* Given instruction:
Go through the listing and write out all of it exactly.

====== Source material ======

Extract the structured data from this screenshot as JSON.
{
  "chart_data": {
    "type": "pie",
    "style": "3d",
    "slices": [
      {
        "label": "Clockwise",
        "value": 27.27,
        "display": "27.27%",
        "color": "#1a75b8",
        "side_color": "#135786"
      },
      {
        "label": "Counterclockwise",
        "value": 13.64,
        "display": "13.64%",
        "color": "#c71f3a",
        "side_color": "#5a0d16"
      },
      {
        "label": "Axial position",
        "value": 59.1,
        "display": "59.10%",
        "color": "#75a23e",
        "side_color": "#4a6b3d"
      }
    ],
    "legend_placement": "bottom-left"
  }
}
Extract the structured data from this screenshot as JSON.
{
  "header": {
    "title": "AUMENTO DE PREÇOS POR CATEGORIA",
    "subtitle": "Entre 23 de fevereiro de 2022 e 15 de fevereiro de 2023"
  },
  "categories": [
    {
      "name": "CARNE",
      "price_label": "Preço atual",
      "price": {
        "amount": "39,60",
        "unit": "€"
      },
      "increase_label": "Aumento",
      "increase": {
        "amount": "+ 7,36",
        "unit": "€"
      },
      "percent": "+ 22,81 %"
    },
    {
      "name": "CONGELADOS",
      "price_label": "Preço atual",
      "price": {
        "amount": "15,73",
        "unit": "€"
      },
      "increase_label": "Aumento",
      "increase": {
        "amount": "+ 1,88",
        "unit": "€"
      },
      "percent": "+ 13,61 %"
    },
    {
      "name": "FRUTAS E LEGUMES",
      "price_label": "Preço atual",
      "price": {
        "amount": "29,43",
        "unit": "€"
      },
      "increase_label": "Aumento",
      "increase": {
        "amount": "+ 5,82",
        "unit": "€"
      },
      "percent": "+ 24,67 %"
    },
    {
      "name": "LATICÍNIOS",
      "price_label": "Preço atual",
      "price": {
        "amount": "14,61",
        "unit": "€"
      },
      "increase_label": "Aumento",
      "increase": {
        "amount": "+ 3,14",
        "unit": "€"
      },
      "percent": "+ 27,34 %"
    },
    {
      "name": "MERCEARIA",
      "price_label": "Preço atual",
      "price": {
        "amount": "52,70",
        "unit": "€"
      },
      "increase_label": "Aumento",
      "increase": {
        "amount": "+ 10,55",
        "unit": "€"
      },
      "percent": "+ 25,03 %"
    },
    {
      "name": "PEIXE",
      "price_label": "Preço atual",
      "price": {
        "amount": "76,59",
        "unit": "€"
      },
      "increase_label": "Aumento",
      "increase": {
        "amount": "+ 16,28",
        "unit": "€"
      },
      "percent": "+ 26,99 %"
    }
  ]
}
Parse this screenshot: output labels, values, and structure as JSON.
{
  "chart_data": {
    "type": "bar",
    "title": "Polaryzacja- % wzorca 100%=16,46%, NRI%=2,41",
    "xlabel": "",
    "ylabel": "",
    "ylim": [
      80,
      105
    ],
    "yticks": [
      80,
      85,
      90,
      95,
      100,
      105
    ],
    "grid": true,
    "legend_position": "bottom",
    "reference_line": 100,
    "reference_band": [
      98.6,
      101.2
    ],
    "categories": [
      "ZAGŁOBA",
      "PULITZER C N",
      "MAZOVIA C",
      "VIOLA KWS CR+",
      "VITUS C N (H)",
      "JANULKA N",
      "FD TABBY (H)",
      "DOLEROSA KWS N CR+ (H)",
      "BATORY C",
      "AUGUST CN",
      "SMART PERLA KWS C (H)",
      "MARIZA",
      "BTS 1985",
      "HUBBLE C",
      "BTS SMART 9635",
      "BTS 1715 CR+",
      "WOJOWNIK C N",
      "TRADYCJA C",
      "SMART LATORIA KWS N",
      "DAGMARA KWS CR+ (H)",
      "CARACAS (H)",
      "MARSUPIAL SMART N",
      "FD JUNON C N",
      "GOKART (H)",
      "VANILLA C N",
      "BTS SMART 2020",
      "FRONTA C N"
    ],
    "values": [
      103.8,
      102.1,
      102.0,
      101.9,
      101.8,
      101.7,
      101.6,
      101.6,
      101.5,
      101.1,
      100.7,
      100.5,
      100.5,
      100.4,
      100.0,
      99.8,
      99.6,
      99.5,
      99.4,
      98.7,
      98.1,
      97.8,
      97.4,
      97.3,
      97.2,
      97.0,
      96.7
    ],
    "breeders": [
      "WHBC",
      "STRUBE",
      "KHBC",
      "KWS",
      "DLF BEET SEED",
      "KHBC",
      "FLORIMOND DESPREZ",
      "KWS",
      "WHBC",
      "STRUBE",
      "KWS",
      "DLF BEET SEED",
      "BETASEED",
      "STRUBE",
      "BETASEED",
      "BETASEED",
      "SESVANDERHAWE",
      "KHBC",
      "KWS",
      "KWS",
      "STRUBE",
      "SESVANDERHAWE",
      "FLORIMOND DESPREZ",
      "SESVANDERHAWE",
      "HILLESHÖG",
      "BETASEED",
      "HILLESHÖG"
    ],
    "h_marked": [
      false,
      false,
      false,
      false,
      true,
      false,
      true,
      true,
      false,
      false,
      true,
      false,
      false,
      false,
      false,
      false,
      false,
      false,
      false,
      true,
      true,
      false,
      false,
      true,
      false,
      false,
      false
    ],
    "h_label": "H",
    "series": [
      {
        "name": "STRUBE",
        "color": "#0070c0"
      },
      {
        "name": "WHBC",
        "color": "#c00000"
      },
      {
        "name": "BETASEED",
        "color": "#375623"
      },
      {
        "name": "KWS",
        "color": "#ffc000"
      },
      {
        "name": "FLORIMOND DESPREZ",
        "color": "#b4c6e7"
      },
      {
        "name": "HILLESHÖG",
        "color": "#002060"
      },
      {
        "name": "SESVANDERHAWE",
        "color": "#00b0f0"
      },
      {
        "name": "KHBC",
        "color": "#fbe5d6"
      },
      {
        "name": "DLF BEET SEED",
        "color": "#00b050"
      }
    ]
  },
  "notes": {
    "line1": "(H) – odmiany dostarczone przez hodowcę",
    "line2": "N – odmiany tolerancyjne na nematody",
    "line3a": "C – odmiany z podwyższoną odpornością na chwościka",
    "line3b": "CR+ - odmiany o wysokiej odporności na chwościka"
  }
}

======

* The solution:
Extract the structured data from this screenshot as JSON.
{
  "chart_data": {
    "type": "pie",
    "style": "3d",
    "slices": [
      {
        "label": "Clockwise",
        "value": 27.27,
        "display": "27.27%",
        "color": "#1a75b8",
        "side_color": "#135786"
      },
      {
        "label": "Counterclockwise",
        "value": 13.64,
        "display": "13.64%",
        "color": "#c71f3a",
        "side_color": "#5a0d16"
      },
      {
        "label": "Axial position",
        "value": 59.1,
        "display": "59.10%",
        "color": "#75a23e",
        "side_color": "#4a6b3d"
      }
    ],
    "legend_placement": "bottom-left"
  }
}
Extract the structured data from this screenshot as JSON.
{
  "header": {
    "title": "AUMENTO DE PREÇOS POR CATEGORIA",
    "subtitle": "Entre 23 de fevereiro de 2022 e 15 de fevereiro de 2023"
  },
  "categories": [
    {
      "name": "CARNE",
      "price_label": "Preço atual",
      "price": {
        "amount": "39,60",
        "unit": "€"
      },
      "increase_label": "Aumento",
      "increase": {
        "amount": "+ 7,36",
        "unit": "€"
      },
      "percent": "+ 22,81 %"
    },
    {
      "name": "CONGELADOS",
      "price_label": "Preço atual",
      "price": {
        "amount": "15,73",
        "unit": "€"
      },
      "increase_label": "Aumento",
      "increase": {
        "amount": "+ 1,88",
        "unit": "€"
      },
      "percent": "+ 13,61 %"
    },
    {
      "name": "FRUTAS E LEGUMES",
      "price_label": "Preço atual",
      "price": {
        "amount": "29,43",
        "unit": "€"
      },
      "increase_label": "Aumento",
      "increase": {
        "amount": "+ 5,82",
        "unit": "€"
      },
      "percent": "+ 24,67 %"
    },
    {
      "name": "LATICÍNIOS",
      "price_label": "Preço atual",
      "price": {
        "amount": "14,61",
        "unit": "€"
      },
      "increase_label": "Aumento",
      "increase": {
        "amount": "+ 3,14",
        "unit": "€"
      },
      "percent": "+ 27,34 %"
    },
    {
      "name": "MERCEARIA",
      "price_label": "Preço atual",
      "price": {
        "amount": "52,70",
        "unit": "€"
      },
      "increase_label": "Aumento",
      "increase": {
        "amount": "+ 10,55",
        "unit": "€"
      },
      "percent": "+ 25,03 %"
    },
    {
      "name": "PEIXE",
      "price_label": "Preço atual",
      "price": {
        "amount": "76,59",
        "unit": "€"
      },
      "increase_label": "Aumento",
      "increase": {
        "amount": "+ 16,28",
        "unit": "€"
      },
      "percent": "+ 26,99 %"
    }
  ]
}
Parse this screenshot: output labels, values, and structure as JSON.
{
  "chart_data": {
    "type": "bar",
    "title": "Polaryzacja- % wzorca 100%=16,46%, NRI%=2,41",
    "xlabel": "",
    "ylabel": "",
    "ylim": [
      80,
      105
    ],
    "yticks": [
      80,
      85,
      90,
      95,
      100,
      105
    ],
    "grid": true,
    "legend_position": "bottom",
    "reference_line": 100,
    "reference_band": [
      98.6,
      101.2
    ],
    "categories": [
      "ZAGŁOBA",
      "PULITZER C N",
      "MAZOVIA C",
      "VIOLA KWS CR+",
      "VITUS C N (H)",
      "JANULKA N",
      "FD TABBY (H)",
      "DOLEROSA KWS N CR+ (H)",
      "BATORY C",
      "AUGUST CN",
      "SMART PERLA KWS C (H)",
      "MARIZA",
      "BTS 1985",
      "HUBBLE C",
      "BTS SMART 9635",
      "BTS 1715 CR+",
      "WOJOWNIK C N",
      "TRADYCJA C",
      "SMART LATORIA KWS N",
      "DAGMARA KWS CR+ (H)",
      "CARACAS (H)",
      "MARSUPIAL SMART N",
      "FD JUNON C N",
      "GOKART (H)",
      "VANILLA C N",
      "BTS SMART 2020",
      "FRONTA C N"
    ],
    "values": [
      103.8,
      102.1,
      102.0,
      101.9,
      101.8,
      101.7,
      101.6,
      101.6,
      101.5,
      101.1,
      100.7,
      100.5,
      100.5,
      100.4,
      100.0,
      99.8,
      99.6,
      99.5,
      99.4,
      98.7,
      98.1,
      97.8,
      97.4,
      97.3,
      97.2,
      97.0,
      96.7
    ],
    "breeders": [
      "WHBC",
      "STRUBE",
      "KHBC",
      "KWS",
      "DLF BEET SEED",
      "KHBC",
      "FLORIMOND DESPREZ",
      "KWS",
      "WHBC",
      "STRUBE",
      "KWS",
      "DLF BEET SEED",
      "BETASEED",
      "STRUBE",
      "BETASEED",
      "BETASEED",
      "SESVANDERHAWE",
      "KHBC",
      "KWS",
      "KWS",
      "STRUBE",
      "SESVANDERHAWE",
      "FLORIMOND DESPREZ",
      "SESVANDERHAWE",
      "HILLESHÖG",
      "BETASEED",
      "HILLESHÖG"
    ],
    "h_marked": [
      false,
      false,
      false,
      false,
      true,
      false,
      true,
      true,
      false,
      false,
      true,
      false,
      false,
      false,
      false,
      false,
      false,
      false,
      false,
      true,
      true,
      false,
      false,
      true,
      false,
      false,
      false
    ],
    "h_label": "H",
    "series": [
      {
        "name": "STRUBE",
        "color": "#0070c0"
      },
      {
        "name": "WHBC",
        "color": "#c00000"
      },
      {
        "name": "BETASEED",
        "color": "#375623"
      },
      {
        "name": "KWS",
        "color": "#ffc000"
      },
      {
        "name": "FLORIMOND DESPREZ",
        "color": "#b4c6e7"
      },
      {
        "name": "HILLESHÖG",
        "color": "#002060"
      },
      {
        "name": "SESVANDERHAWE",
        "color": "#00b0f0"
      },
      {
        "name": "KHBC",
        "color": "#fbe5d6"
      },
      {
        "name": "DLF BEET SEED",
        "color": "#00b050"
      }
    ]
  },
  "notes": {
    "line1": "(H) – odmiany dostarczone przez hodowcę",
    "line2": "N – odmiany tolerancyjne na nematody",
    "line3a": "C – odmiany z podwyższoną odpornością na chwościka",
    "line3b": "CR+ - odmiany o wysokiej odporności na chwościka"
  }
}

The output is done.